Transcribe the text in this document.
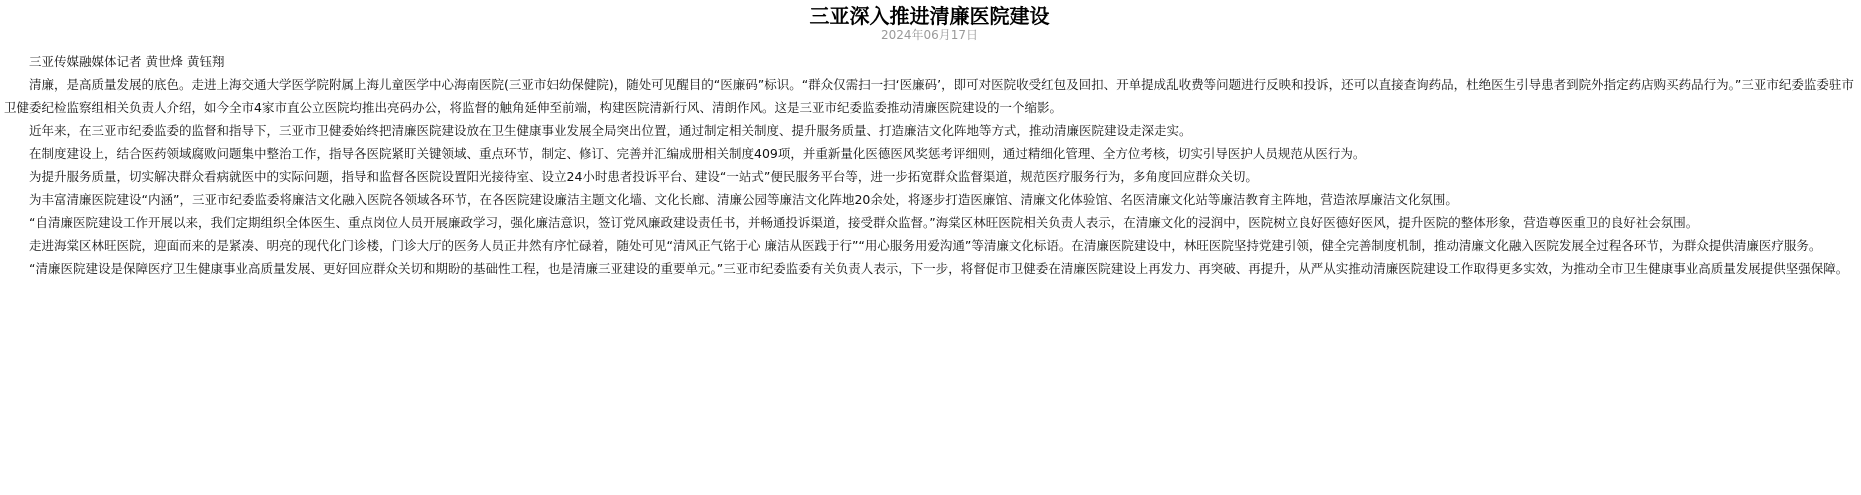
三亚深入推进清廉医院建设
2024年06月17日

三亚传媒融媒体记者 黄世烽 黄钰翔

清廉，是高质量发展的底色。走进上海交通大学医学院附属上海儿童医学中心海南医院(三亚市妇幼保健院)，随处可见醒目的“医廉码”标识。“群众仅需扫一扫‘医廉码’，即可对医院收受红包及回扣、开单提成乱收费等问题进行反映和投诉，还可以直接查询药品，杜绝医生引导患者到院外指定药店购买药品行为。”三亚市纪委监委驻市卫健委纪检监察组相关负责人介绍，如今全市4家市直公立医院均推出亮码办公，将监督的触角延伸至前端，构建医院清新行风、清朗作风。这是三亚市纪委监委推动清廉医院建设的一个缩影。

近年来，在三亚市纪委监委的监督和指导下，三亚市卫健委始终把清廉医院建设放在卫生健康事业发展全局突出位置，通过制定相关制度、提升服务质量、打造廉洁文化阵地等方式，推动清廉医院建设走深走实。

在制度建设上，结合医药领域腐败问题集中整治工作，指导各医院紧盯关键领域、重点环节，制定、修订、完善并汇编成册相关制度409项，并重新量化医德医风奖惩考评细则，通过精细化管理、全方位考核，切实引导医护人员规范从医行为。

为提升服务质量，切实解决群众看病就医中的实际问题，指导和监督各医院设置阳光接待室、设立24小时患者投诉平台、建设“一站式”便民服务平台等，进一步拓宽群众监督渠道，规范医疗服务行为，多角度回应群众关切。

为丰富清廉医院建设“内涵”，三亚市纪委监委将廉洁文化融入医院各领域各环节，在各医院建设廉洁主题文化墙、文化长廊、清廉公园等廉洁文化阵地20余处，将逐步打造医廉馆、清廉文化体验馆、名医清廉文化站等廉洁教育主阵地，营造浓厚廉洁文化氛围。

“自清廉医院建设工作开展以来，我们定期组织全体医生、重点岗位人员开展廉政学习，强化廉洁意识，签订党风廉政建设责任书，并畅通投诉渠道，接受群众监督。”海棠区林旺医院相关负责人表示，在清廉文化的浸润中，医院树立良好医德好医风，提升医院的整体形象，营造尊医重卫的良好社会氛围。

走进海棠区林旺医院，迎面而来的是紧凑、明亮的现代化门诊楼，门诊大厅的医务人员正井然有序忙碌着，随处可见“清风正气铭于心 廉洁从医践于行”“用心服务用爱沟通”等清廉文化标语。在清廉医院建设中，林旺医院坚持党建引领，健全完善制度机制，推动清廉文化融入医院发展全过程各环节，为群众提供清廉医疗服务。

“清廉医院建设是保障医疗卫生健康事业高质量发展、更好回应群众关切和期盼的基础性工程，也是清廉三亚建设的重要单元。”三亚市纪委监委有关负责人表示，下一步，将督促市卫健委在清廉医院建设上再发力、再突破、再提升，从严从实推动清廉医院建设工作取得更多实效，为推动全市卫生健康事业高质量发展提供坚强保障。
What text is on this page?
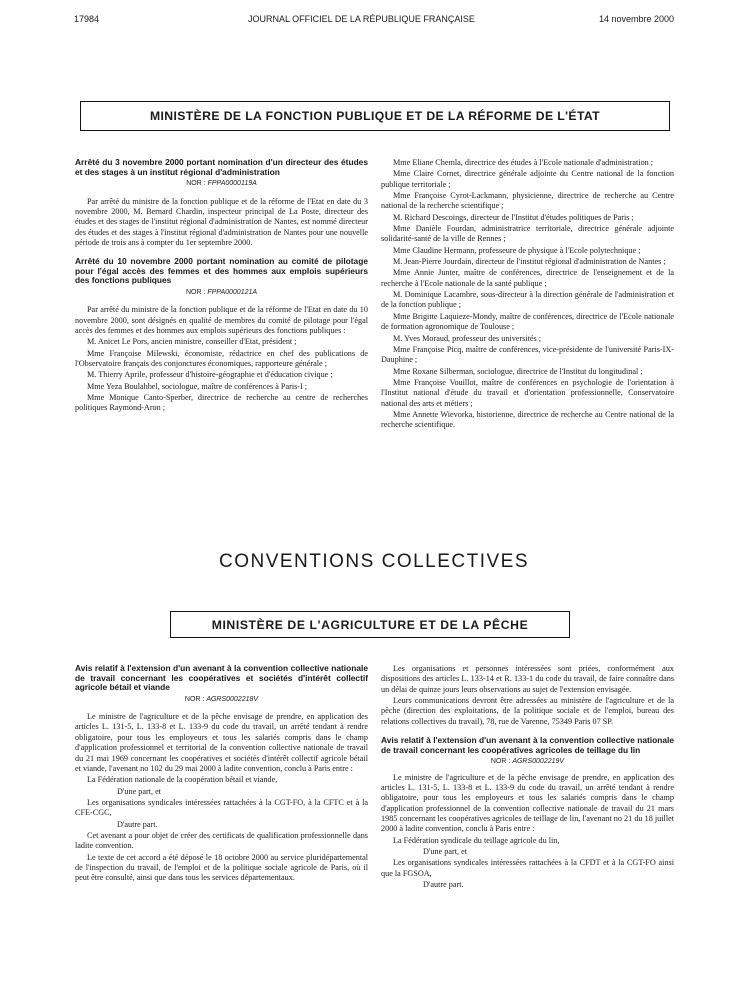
17984	JOURNAL OFFICIEL DE LA RÉPUBLIQUE FRANÇAISE	14 novembre 2000
MINISTÈRE DE LA FONCTION PUBLIQUE ET DE LA RÉFORME DE L'ÉTAT
Arrêté du 3 novembre 2000 portant nomination d'un directeur des études et des stages à un institut régional d'administration
NOR : FPPA0000119A

Par arrêté du ministre de la fonction publique et de la réforme de l'Etat en date du 3 novembre 2000, M. Bernard Chardin, inspecteur principal de La Poste, directeur des études et des stages de l'institut régional d'administration de Nantes, est nommé directeur des études et des stages à l'institut régional d'administration de Nantes pour une nouvelle période de trois ans à compter du 1er septembre 2000.

Arrêté du 10 novembre 2000 portant nomination au comité de pilotage pour l'égal accès des femmes et des hommes aux emplois supérieurs des fonctions publiques
NOR : FPPA0000121A

Par arrêté du ministre de la fonction publique et de la réforme de l'Etat en date du 10 novembre 2000, sont désignés en qualité de membres du comité de pilotage pour l'égal accès des femmes et des hommes aux emplois supérieurs des fonctions publiques :

M. Anicet Le Pors, ancien ministre, conseiller d'Etat, président ;

Mme Françoise Milewski, économiste, rédactrice en chef des publications de l'Observatoire français des conjonctures économiques, rapporteure générale ;

M. Thierry Aprile, professeur d'histoire-géographie et d'éducation civique ;

Mme Yeza Boulahbel, sociologue, maître de conférences à Paris-I ;

Mme Monique Canto-Sperber, directrice de recherche au centre de recherches politiques Raymond-Aron ;

Mme Eliane Chemla, directrice des études à l'Ecole nationale d'administration ;

Mme Claire Cornet, directrice générale adjointe du Centre national de la fonction publique territoriale ;

Mme Françoise Cyrot-Lackmann, physicienne, directrice de recherche au Centre national de la recherche scientifique ;

M. Richard Descoings, directeur de l'Institut d'études politiques de Paris ;

Mme Danièle Fourdan, administratrice territoriale, directrice générale adjointe solidarité-santé de la ville de Rennes ;

Mme Claudine Hermann, professeure de physique à l'Ecole polytechnique ;

M. Jean-Pierre Jourdain, directeur de l'institut régional d'administration de Nantes ;

Mme Annie Junter, maître de conférences, directrice de l'enseignement et de la recherche à l'Ecole nationale de la santé publique ;

M. Dominique Lacambre, sous-directeur à la direction générale de l'administration et de la fonction publique ;

Mme Brigitte Laquieze-Mondy, maître de conférences, directrice de l'Ecole nationale de formation agronomique de Toulouse ;

M. Yves Moraud, professeur des universités ;

Mme Françoise Picq, maître de conférences, vice-présidente de l'université Paris-IX-Dauphine ;

Mme Roxane Silberman, sociologue, directrice de l'Institut du longitudinal ;

Mme Françoise Vouillot, maître de conférences en psychologie de l'orientation à l'Institut national d'étude du travail et d'orientation professionnelle, Conservatoire national des arts et métiers ;

Mme Annette Wievorka, historienne, directrice de recherche au Centre national de la recherche scientifique.

CONVENTIONS COLLECTIVES
MINISTÈRE DE L'AGRICULTURE ET DE LA PÊCHE
Avis relatif à l'extension d'un avenant à la convention collective nationale de travail concernant les coopératives et sociétés d'intérêt collectif agricole bétail et viande
NOR : AGRS0002218V

Le ministre de l'agriculture et de la pêche envisage de prendre, en application des articles L. 131-5, L. 133-8 et L. 133-9 du code du travail, un arrêté tendant à rendre obligatoire, pour tous les employeurs et tous les salariés compris dans le champ d'application professionnel et territorial de la convention collective nationale de travail du 21 mai 1969 concernant les coopératives et sociétés d'intérêt collectif agricole bétail et viande, l'avenant no 102 du 29 mai 2000 à ladite convention, conclu à Paris entre :

La Fédération nationale de la coopération bétail et viande,

D'une part, et

Les organisations syndicales intéressées rattachées à la CGT-FO, à la CFTC et à la CFE-CGC,

D'autre part.

Cet avenant a pour objet de créer des certificats de qualification professionnelle dans ladite convention.

Le texte de cet accord a été déposé le 18 octobre 2000 au service pluridépartemental de l'inspection du travail, de l'emploi et de la politique sociale agricole de Paris, où il peut être consulté, ainsi que dans tous les services départementaux.

Les organisations et personnes intéressées sont priées, conformément aux dispositions des articles L. 133-14 et R. 133-1 du code du travail, de faire connaître dans un délai de quinze jours leurs observations au sujet de l'extension envisagée.

Leurs communications devront être adressées au ministère de l'agriculture et de la pêche (direction des exploitations, de la politique sociale et de l'emploi, bureau des relations collectives du travail), 78, rue de Varenne, 75349 Paris 07 SP.

Avis relatif à l'extension d'un avenant à la convention collective nationale de travail concernant les coopératives agricoles de teillage du lin
NOR : AGRS0002219V

Le ministre de l'agriculture et de la pêche envisage de prendre, en application des articles L. 131-5, L. 133-8 et L. 133-9 du code du travail, un arrêté tendant à rendre obligatoire, pour tous les employeurs et tous les salariés compris dans le champ d'application professionnel de la convention collective nationale de travail du 21 mars 1985 concernant les coopératives agricoles de teillage de lin, l'avenant no 21 du 18 juillet 2000 à ladite convention, conclu à Paris entre :

La Fédération syndicale du teillage agricole du lin,

D'une part, et

Les organisations syndicales intéressées rattachées à la CFDT et à la CGT-FO ainsi que la FGSOA,

D'autre part.
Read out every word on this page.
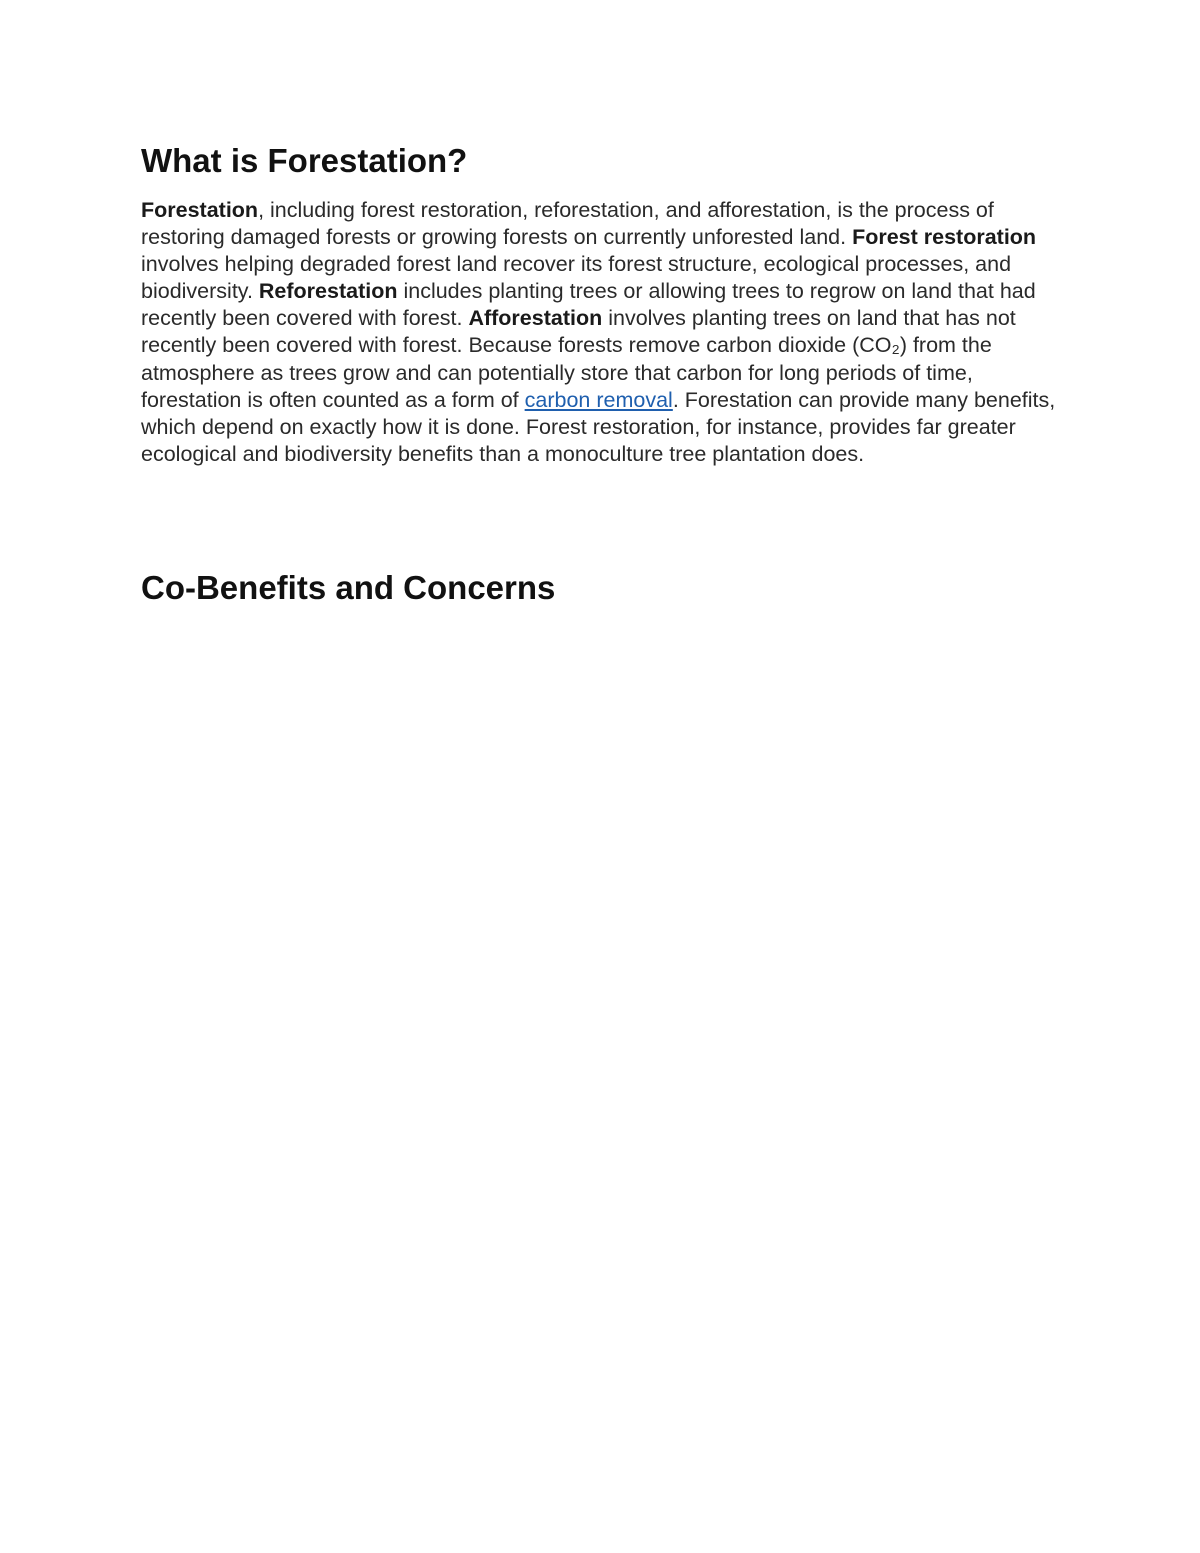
What is Forestation?

Forestation, including forest restoration, reforestation, and afforestation, is the process of restoring damaged forests or growing forests on currently unforested land. Forest restoration involves helping degraded forest land recover its forest structure, ecological processes, and biodiversity. Reforestation includes planting trees or allowing trees to regrow on land that had recently been covered with forest. Afforestation involves planting trees on land that has not recently been covered with forest. Because forests remove carbon dioxide (CO₂) from the atmosphere as trees grow and can potentially store that carbon for long periods of time, forestation is often counted as a form of carbon removal. Forestation can provide many benefits, which depend on exactly how it is done. Forest restoration, for instance, provides far greater ecological and biodiversity benefits than a monoculture tree plantation does.

Co-Benefits and Concerns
- - - -
**PROBLEM DESCRIPTION**: Work out how many lines in the records above contain the word "Avis", and give only that number.

**THE SOLUTION**: 2